-------- Data shown

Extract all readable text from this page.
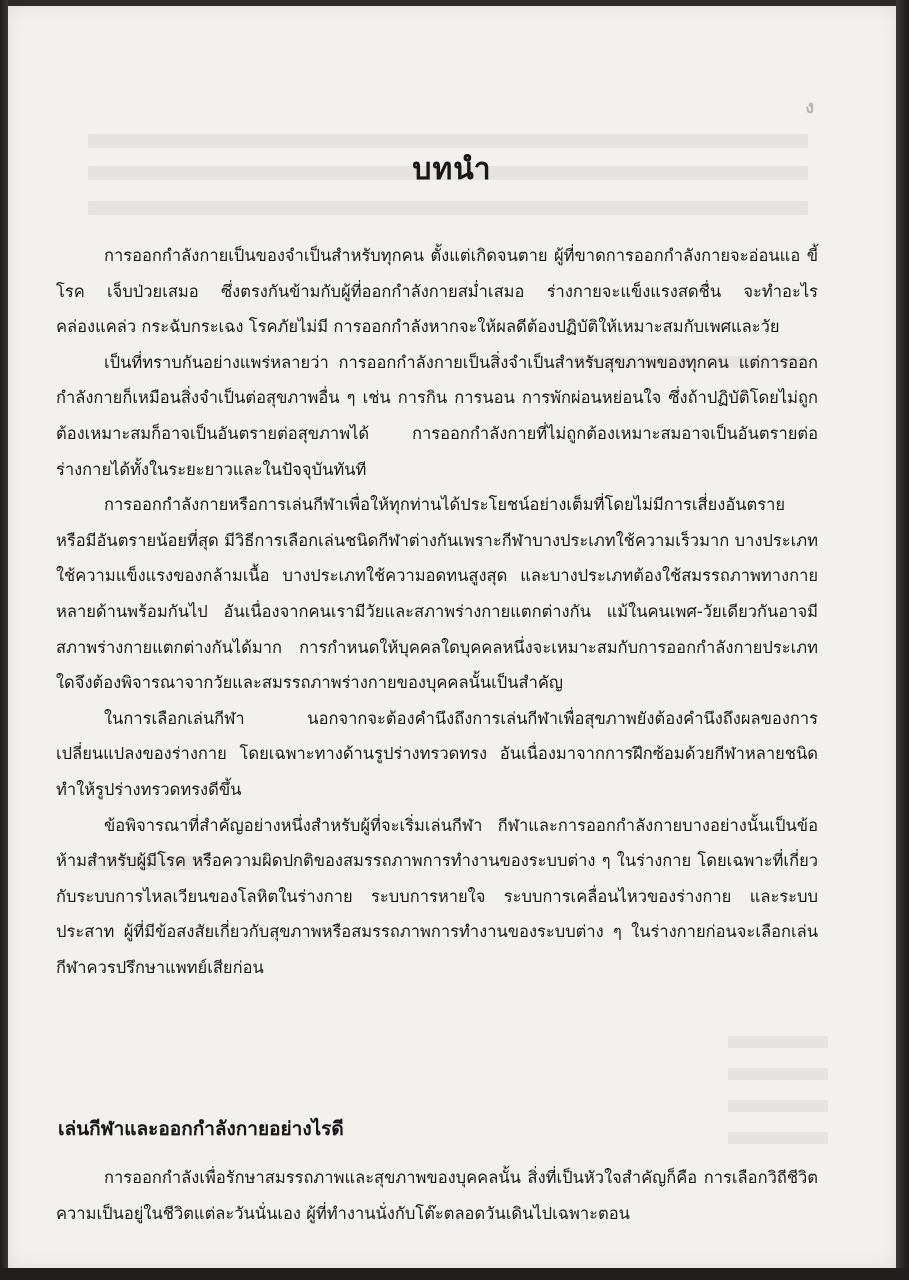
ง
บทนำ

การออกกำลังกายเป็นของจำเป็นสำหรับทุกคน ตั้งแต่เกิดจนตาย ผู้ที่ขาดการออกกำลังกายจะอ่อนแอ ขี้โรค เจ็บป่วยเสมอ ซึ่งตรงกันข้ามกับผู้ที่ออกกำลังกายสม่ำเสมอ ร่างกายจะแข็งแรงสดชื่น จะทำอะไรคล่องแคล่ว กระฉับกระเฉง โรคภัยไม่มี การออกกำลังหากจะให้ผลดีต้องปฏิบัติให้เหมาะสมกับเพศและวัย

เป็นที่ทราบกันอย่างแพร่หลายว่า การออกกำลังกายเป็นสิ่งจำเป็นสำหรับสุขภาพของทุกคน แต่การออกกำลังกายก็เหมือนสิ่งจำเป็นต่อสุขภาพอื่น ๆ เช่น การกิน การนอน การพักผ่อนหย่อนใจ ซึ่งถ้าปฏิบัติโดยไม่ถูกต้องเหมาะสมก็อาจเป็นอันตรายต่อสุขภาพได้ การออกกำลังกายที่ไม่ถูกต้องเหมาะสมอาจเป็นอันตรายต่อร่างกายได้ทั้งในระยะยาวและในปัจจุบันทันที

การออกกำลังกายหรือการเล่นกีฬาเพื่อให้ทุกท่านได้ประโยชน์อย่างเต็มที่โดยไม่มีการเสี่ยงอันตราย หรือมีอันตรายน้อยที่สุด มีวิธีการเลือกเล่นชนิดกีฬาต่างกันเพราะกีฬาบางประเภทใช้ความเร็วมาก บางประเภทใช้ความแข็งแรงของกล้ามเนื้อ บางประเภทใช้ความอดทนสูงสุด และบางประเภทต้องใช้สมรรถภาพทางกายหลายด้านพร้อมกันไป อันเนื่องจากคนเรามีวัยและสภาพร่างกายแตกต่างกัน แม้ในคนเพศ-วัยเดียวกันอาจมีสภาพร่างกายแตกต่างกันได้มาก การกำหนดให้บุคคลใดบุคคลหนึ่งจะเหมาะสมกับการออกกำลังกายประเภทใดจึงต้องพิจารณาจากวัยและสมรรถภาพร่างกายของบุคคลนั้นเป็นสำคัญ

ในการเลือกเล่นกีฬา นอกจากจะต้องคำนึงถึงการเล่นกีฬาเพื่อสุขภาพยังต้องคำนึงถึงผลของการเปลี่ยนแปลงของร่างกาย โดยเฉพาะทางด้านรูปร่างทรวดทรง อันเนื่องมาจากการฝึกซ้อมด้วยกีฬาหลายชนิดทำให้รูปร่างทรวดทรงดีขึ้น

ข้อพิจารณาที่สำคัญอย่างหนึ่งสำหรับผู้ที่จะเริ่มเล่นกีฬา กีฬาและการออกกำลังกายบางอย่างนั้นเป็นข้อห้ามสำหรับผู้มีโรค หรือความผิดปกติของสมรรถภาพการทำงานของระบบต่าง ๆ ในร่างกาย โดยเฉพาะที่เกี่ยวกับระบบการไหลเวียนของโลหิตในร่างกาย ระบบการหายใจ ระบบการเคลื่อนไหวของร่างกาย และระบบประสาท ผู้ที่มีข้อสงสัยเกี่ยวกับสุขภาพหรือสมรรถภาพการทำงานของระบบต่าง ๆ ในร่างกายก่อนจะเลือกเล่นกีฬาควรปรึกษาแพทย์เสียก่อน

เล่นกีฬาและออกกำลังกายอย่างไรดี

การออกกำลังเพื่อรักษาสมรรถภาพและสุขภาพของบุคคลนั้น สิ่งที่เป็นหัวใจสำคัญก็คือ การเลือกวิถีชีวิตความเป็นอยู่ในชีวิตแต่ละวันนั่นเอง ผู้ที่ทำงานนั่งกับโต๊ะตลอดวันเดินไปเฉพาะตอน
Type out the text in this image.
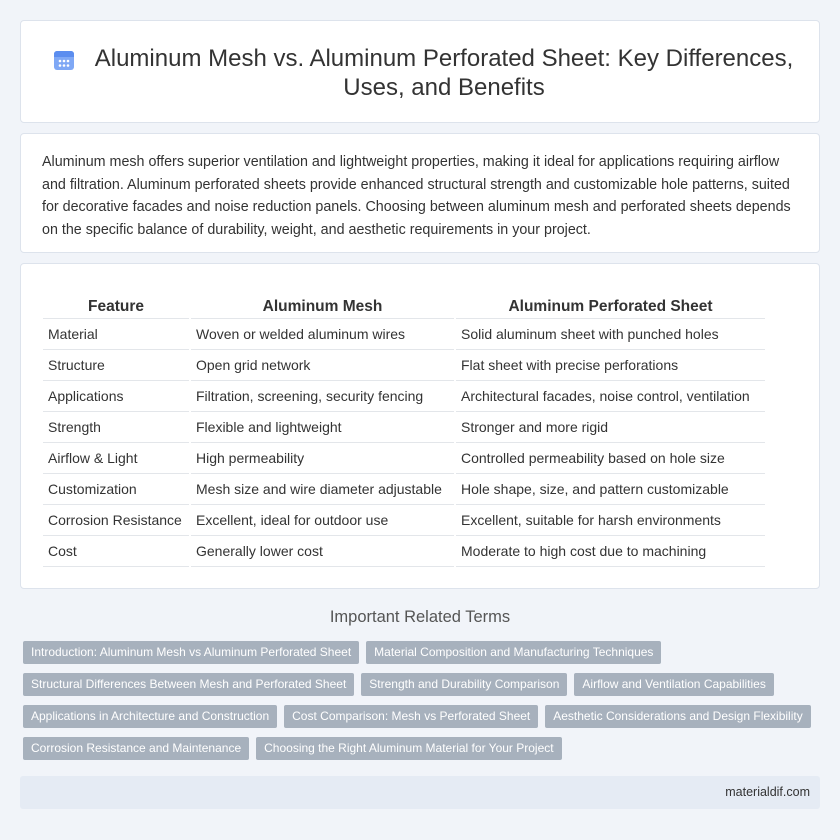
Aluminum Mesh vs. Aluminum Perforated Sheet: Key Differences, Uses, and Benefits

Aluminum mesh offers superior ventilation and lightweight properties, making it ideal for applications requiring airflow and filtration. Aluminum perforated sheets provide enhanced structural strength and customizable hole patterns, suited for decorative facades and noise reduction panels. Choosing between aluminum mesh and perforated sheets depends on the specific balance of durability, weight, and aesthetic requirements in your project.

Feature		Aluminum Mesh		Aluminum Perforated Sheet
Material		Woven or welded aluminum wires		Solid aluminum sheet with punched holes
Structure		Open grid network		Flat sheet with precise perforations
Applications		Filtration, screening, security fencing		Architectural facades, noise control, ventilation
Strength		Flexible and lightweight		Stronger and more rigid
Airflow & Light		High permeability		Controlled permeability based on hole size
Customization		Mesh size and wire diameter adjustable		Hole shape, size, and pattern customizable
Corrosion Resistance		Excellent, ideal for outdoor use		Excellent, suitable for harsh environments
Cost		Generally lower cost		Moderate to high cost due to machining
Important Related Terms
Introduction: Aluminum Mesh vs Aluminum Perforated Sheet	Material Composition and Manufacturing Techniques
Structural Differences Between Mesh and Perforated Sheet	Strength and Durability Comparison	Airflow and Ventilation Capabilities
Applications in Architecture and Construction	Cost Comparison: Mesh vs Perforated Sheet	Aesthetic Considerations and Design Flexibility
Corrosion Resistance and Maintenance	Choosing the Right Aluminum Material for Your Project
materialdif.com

----------------

### Goal
Pick out, from the lines above, every one that contains the string "with".

### Response to the exercise
Material		Woven or welded aluminum wires		Solid aluminum sheet with punched holes
Structure		Open grid network		Flat sheet with precise perforations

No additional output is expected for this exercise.